Stated goal ▸ Extract every line below that contains the word "tvorbě".

(Stored entries)
★ ★ ★
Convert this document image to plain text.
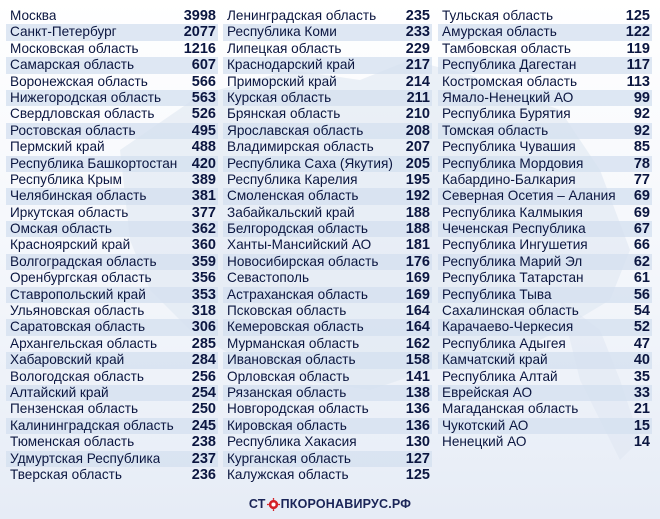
Москва	3998
Санкт-Петербург	2077
Московская область	1216
Самарская область	607
Воронежская область	566
Нижегородская область 563
Свердловская область	526
Ростовская область	495
Пермский край	488
Республика Башкортостан 420
Республика Крым	389
Челябинская область	381
Иркутская область	377
Омская область	362
Красноярский край	360
Волгоградская область 359
Оренбургская область	356
Ставропольский край	353
Ульяновская область	318
Саратовская область	306
Архангельская область 285
Хабаровский край	284
Вологодская область	256
Алтайский край	254
Пензенская область	250
Калининградская область 245
Тюменская область	238
Удмуртская Республика 237
Тверская область	236
Ленинградская область 235
Республика Коми	233
Липецкая область	229
Краснодарский край	217
Приморский край	214
Курская область	211
Брянская область	210
Ярославская область	208
Владимирская область 207
Республика Саха (Якутия) 205
Республика Карелия	195
Смоленская область	192
Забайкальский край	188
Белгородская область	188
Ханты-Мансийский АО 181
Новосибирская область 176
Севастополь	169
Астраханская область	169
Псковская область	164
Кемеровская область	164
Мурманская область	162
Ивановская область	158
Орловская область	141
Рязанская область	138
Новгородская область	136
Кировская область	136
Республика Хакасия	130
Курганская область	127
Калужская область	125
Тульская область	125
Амурская область	122
Тамбовская область	119
Республика Дагестан	117
Костромская область	113
Ямало-Ненецкий АО	99
Республика Бурятия	92
Томская область	92
Республика Чувашия	85
Республика Мордовия	78
Кабардино-Балкария	77
Северная Осетия – Алания 69
Республика Калмыкия	69
Чеченская Республика	67
Республика Ингушетия	66
Республика Марий Эл	62
Республика Татарстан	61
Республика Тыва	56
Сахалинская область	54
Карачаево-Черкесия	52
Республика Адыгея	47
Камчатский край	40
Республика Алтай	35
Еврейская АО	33
Магаданская область	21
Чукотский АО	15
Ненецкий АО	14
СТ ПКОРОНАВИРУС.РФ
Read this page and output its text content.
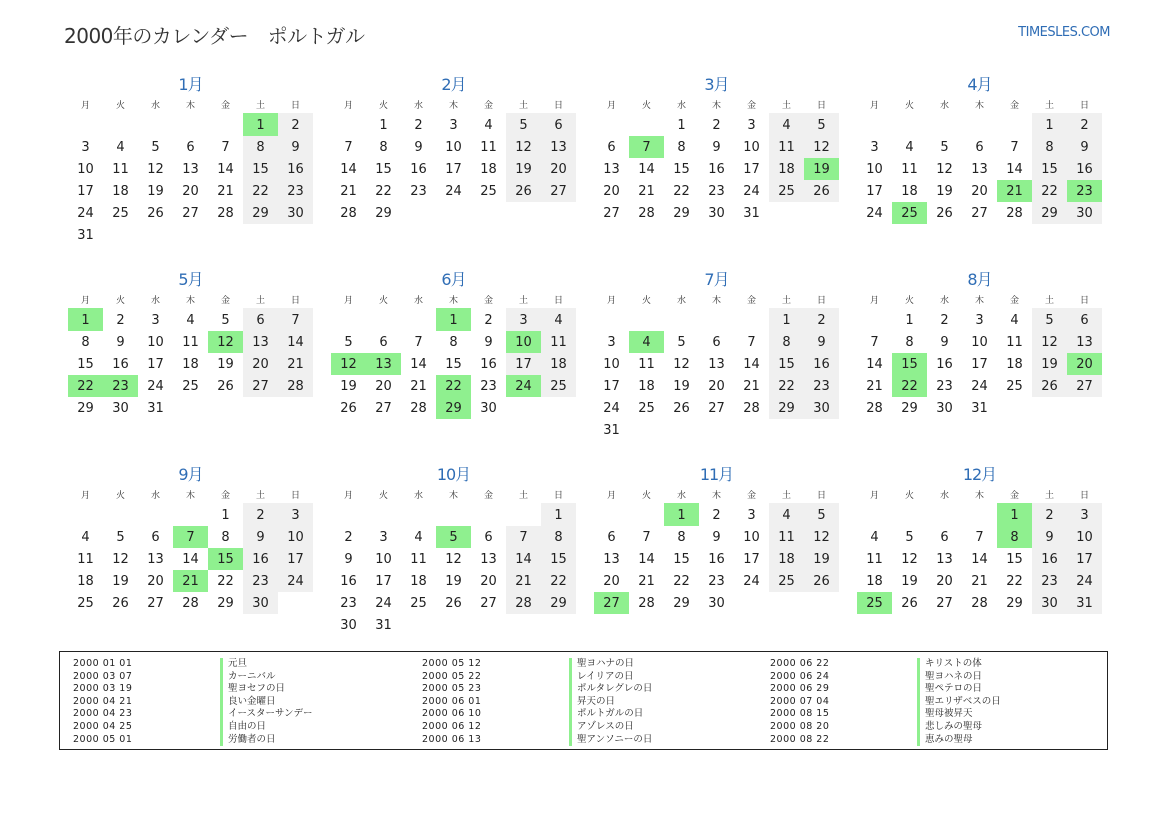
2000年のカレンダー　ポルトガル	TIMESLES.COM
1月
月	火	水	木	金	土	日
					1	2
3	4	5	6	7	8	9
10	11	12	13	14	15	16
17	18	19	20	21	22	23
24	25	26	27	28	29	30
31						
2月
月	火	水	木	金	土	日
	1	2	3	4	5	6
7	8	9	10	11	12	13
14	15	16	17	18	19	20
21	22	23	24	25	26	27
28	29					
3月
月	火	水	木	金	土	日
		1	2	3	4	5
6	7	8	9	10	11	12
13	14	15	16	17	18	19
20	21	22	23	24	25	26
27	28	29	30	31		
4月
月	火	水	木	金	土	日
					1	2
3	4	5	6	7	8	9
10	11	12	13	14	15	16
17	18	19	20	21	22	23
24	25	26	27	28	29	30
5月
月	火	水	木	金	土	日
1	2	3	4	5	6	7
8	9	10	11	12	13	14
15	16	17	18	19	20	21
22	23	24	25	26	27	28
29	30	31				
6月
月	火	水	木	金	土	日
			1	2	3	4
5	6	7	8	9	10	11
12	13	14	15	16	17	18
19	20	21	22	23	24	25
26	27	28	29	30		
7月
月	火	水	木	金	土	日
					1	2
3	4	5	6	7	8	9
10	11	12	13	14	15	16
17	18	19	20	21	22	23
24	25	26	27	28	29	30
31						
8月
月	火	水	木	金	土	日
	1	2	3	4	5	6
7	8	9	10	11	12	13
14	15	16	17	18	19	20
21	22	23	24	25	26	27
28	29	30	31			
9月
月	火	水	木	金	土	日
				1	2	3
4	5	6	7	8	9	10
11	12	13	14	15	16	17
18	19	20	21	22	23	24
25	26	27	28	29	30	
10月
月	火	水	木	金	土	日
						1
2	3	4	5	6	7	8
9	10	11	12	13	14	15
16	17	18	19	20	21	22
23	24	25	26	27	28	29
30	31					
11月
月	火	水	木	金	土	日
		1	2	3	4	5
6	7	8	9	10	11	12
13	14	15	16	17	18	19
20	21	22	23	24	25	26
27	28	29	30			
12月
月	火	水	木	金	土	日
				1	2	3
4	5	6	7	8	9	10
11	12	13	14	15	16	17
18	19	20	21	22	23	24
25	26	27	28	29	30	31
2000 01 01	元旦
2000 03 07	カーニバル
2000 03 19	聖ヨセフの日
2000 04 21	良い金曜日
2000 04 23	イースターサンデー
2000 04 25	自由の日
2000 05 01	労働者の日
2000 05 12	聖ヨハナの日
2000 05 22	レイリアの日
2000 05 23	ポルタレグレの日
2000 06 01	昇天の日
2000 06 10	ポルトガルの日
2000 06 12	アゾレスの日
2000 06 13	聖アンソニーの日
2000 06 22	キリストの体
2000 06 24	聖ヨハネの日
2000 06 29	聖ペテロの日
2000 07 04	聖エリザベスの日
2000 08 15	聖母被昇天
2000 08 20	悲しみの聖母
2000 08 22	恵みの聖母
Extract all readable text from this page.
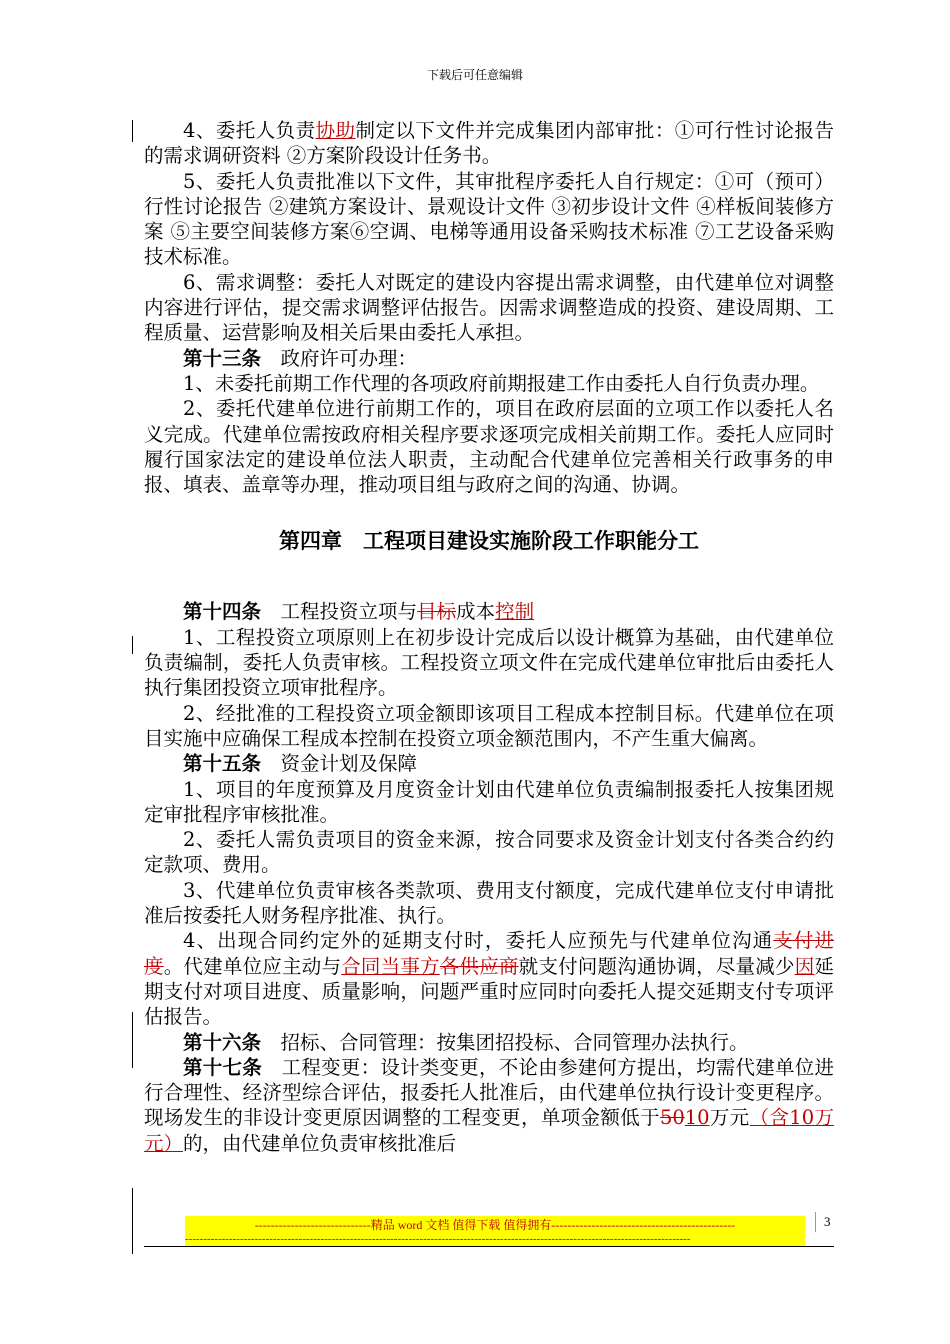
下载后可任意编辑

4、委托人负责协助制定以下文件并完成集团内部审批：①可行性讨论报告的需求调研资料 ②方案阶段设计任务书。

5、委托人负责批准以下文件，其审批程序委托人自行规定：①可（预可）行性讨论报告 ②建筑方案设计、景观设计文件 ③初步设计文件 ④样板间装修方案 ⑤主要空间装修方案⑥空调、电梯等通用设备采购技术标准 ⑦工艺设备采购技术标准。

6、需求调整：委托人对既定的建设内容提出需求调整，由代建单位对调整内容进行评估，提交需求调整评估报告。因需求调整造成的投资、建设周期、工程质量、运营影响及相关后果由委托人承担。

第十三条　政府许可办理：

1、未委托前期工作代理的各项政府前期报建工作由委托人自行负责办理。

2、委托代建单位进行前期工作的，项目在政府层面的立项工作以委托人名义完成。代建单位需按政府相关程序要求逐项完成相关前期工作。委托人应同时履行国家法定的建设单位法人职责，主动配合代建单位完善相关行政事务的申报、填表、盖章等办理，推动项目组与政府之间的沟通、协调。

第四章　工程项目建设实施阶段工作职能分工

第十四条　工程投资立项与目标成本控制

1、工程投资立项原则上在初步设计完成后以设计概算为基础，由代建单位负责编制，委托人负责审核。工程投资立项文件在完成代建单位审批后由委托人执行集团投资立项审批程序。

2、经批准的工程投资立项金额即该项目工程成本控制目标。代建单位在项目实施中应确保工程成本控制在投资立项金额范围内，不产生重大偏离。

第十五条　资金计划及保障

1、项目的年度预算及月度资金计划由代建单位负责编制报委托人按集团规定审批程序审核批准。

2、委托人需负责项目的资金来源，按合同要求及资金计划支付各类合约约定款项、费用。

3、代建单位负责审核各类款项、费用支付额度，完成代建单位支付申请批准后按委托人财务程序批准、执行。

4、出现合同约定外的延期支付时，委托人应预先与代建单位沟通支付进度。代建单位应主动与合同当事方各供应商就支付问题沟通协调，尽量减少因延期支付对项目进度、质量影响，问题严重时应同时向委托人提交延期支付专项评估报告。

第十六条　招标、合同管理：按集团招投标、合同管理办法执行。

第十七条　工程变更：设计类变更，不论由参建何方提出，均需代建单位进行合理性、经济型综合评估，报委托人批准后，由代建单位执行设计变更程序。现场发生的非设计变更原因调整的工程变更，单项金额低于5010万元（含10万元）的，由代建单位负责审核批准后

-----------------------------精品 word 文档 值得下载 值得拥有----------------------------------------------
------------------------------------------------------------------------------------------------------------------------------------------
3
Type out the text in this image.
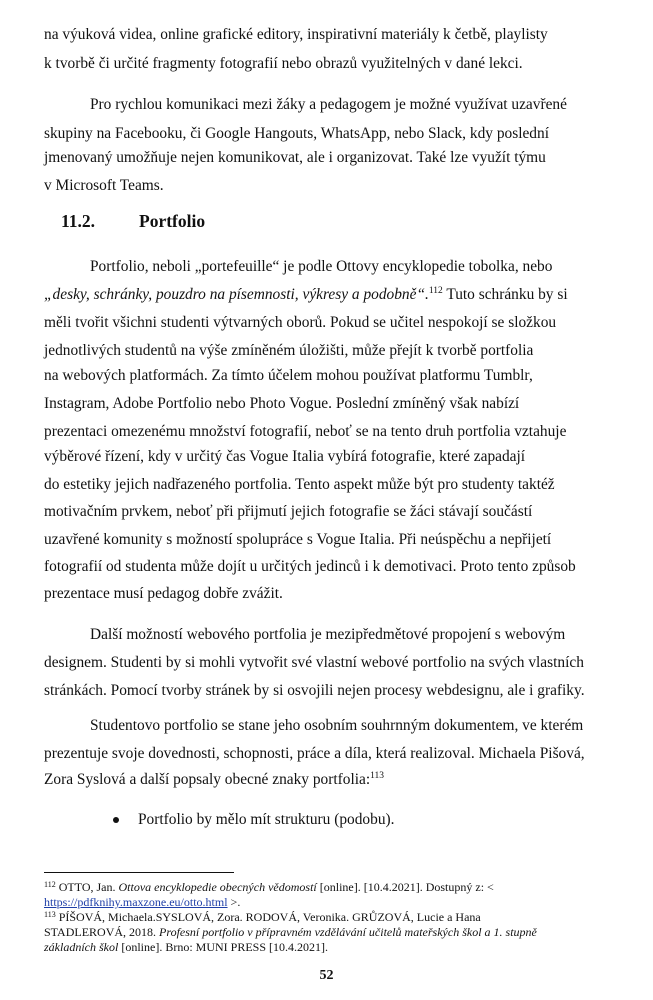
na výuková videa, online grafické editory, inspirativní materiály k četbě, playlisty
k tvorbě či určité fragmenty fotografií nebo obrazů využitelných v dané lekci.
Pro rychlou komunikaci mezi žáky a pedagogem je možné využívat uzavřené
skupiny na Facebooku, či Google Hangouts, WhatsApp, nebo Slack, kdy poslední
jmenovaný umožňuje nejen komunikovat, ale i organizovat. Také lze využít týmu
v Microsoft Teams.
11.2.	Portfolio
Portfolio, neboli „portefeuille“ je podle Ottovy encyklopedie tobolka, nebo
„desky, schránky, pouzdro na písemnosti, výkresy a podobně“.$^{112}$ Tuto schránku by si
měli tvořit všichni studenti výtvarných oborů. Pokud se učitel nespokojí se složkou
jednotlivých studentů na výše zmíněném úložišti, může přejít k tvorbě portfolia
na webových platformách. Za tímto účelem mohou používat platformu Tumblr,
Instagram, Adobe Portfolio nebo Photo Vogue. Poslední zmíněný však nabízí
prezentaci omezenému množství fotografií, neboť se na tento druh portfolia vztahuje
výběrové řízení, kdy v určitý čas Vogue Italia vybírá fotografie, které zapadají
do estetiky jejich nadřazeného portfolia. Tento aspekt může být pro studenty taktéž
motivačním prvkem, neboť při přijmutí jejich fotografie se žáci stávají součástí
uzavřené komunity s možností spolupráce s Vogue Italia. Při neúspěchu a nepřijetí
fotografií od studenta může dojít u určitých jedinců i k demotivaci. Proto tento způsob
prezentace musí pedagog dobře zvážit.
Další možností webového portfolia je mezipředmětové propojení s webovým
designem. Studenti by si mohli vytvořit své vlastní webové portfolio na svých vlastních
stránkách. Pomocí tvorby stránek by si osvojili nejen procesy webdesignu, ale i grafiky.
Studentovo portfolio se stane jeho osobním souhrnným dokumentem, ve kterém
prezentuje svoje dovednosti, schopnosti, práce a díla, která realizoval. Michaela Pišová,
Zora Syslová a další popsaly obecné znaky portfolia:$^{113}$
Portfolio by mělo mít strukturu (podobu).
$^{112}$ OTTO, Jan. Ottova encyklopedie obecných vědomostí [online]. [10.4.2021]. Dostupný z: <
https://pdfknihy.maxzone.eu/otto.html >.
$^{113}$ PÍŠOVÁ, Michaela.SYSLOVÁ, Zora. RODOVÁ, Veronika. GRŮZOVÁ, Lucie a Hana
STADLEROVÁ, 2018. Profesní portfolio v přípravném vzdělávání učitelů mateřských škol a 1. stupně
základních škol [online]. Brno: MUNI PRESS [10.4.2021].
52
★ ★ ★
Output of the task ▸
k tvorbě či určité fragmenty fotografií nebo obrazů využitelných v dané lekci.
jednotlivých studentů na výše zmíněném úložišti, může přejít k tvorbě portfolia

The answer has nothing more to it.